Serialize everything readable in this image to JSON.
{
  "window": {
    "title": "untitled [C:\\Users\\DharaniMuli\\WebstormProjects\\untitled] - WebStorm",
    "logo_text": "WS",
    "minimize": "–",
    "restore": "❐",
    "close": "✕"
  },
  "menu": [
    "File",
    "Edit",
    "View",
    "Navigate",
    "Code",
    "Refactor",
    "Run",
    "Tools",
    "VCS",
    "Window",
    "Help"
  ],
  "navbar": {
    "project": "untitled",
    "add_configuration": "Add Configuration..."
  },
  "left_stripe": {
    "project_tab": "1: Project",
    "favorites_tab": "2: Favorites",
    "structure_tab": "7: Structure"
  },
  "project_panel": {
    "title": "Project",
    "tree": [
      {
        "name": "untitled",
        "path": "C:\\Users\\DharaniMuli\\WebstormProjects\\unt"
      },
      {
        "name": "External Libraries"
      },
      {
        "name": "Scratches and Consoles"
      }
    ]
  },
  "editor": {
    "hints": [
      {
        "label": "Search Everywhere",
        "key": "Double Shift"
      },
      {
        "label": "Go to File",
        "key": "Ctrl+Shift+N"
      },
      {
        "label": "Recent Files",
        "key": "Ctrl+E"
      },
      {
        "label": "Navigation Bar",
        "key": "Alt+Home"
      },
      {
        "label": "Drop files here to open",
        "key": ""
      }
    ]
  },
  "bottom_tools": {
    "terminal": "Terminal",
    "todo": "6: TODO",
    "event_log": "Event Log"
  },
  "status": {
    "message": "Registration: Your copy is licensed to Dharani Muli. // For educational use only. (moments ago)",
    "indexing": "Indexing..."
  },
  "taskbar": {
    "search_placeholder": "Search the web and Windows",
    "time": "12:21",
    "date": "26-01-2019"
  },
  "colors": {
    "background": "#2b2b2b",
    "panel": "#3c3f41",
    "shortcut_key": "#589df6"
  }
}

· · · ·

YOUR GOAL - Read through the entries and copy every line that includes "Search".

ANSWER TO THIS PROBLEM -
        "label": "Search Everywhere",
    "search_placeholder": "Search the web and Windows",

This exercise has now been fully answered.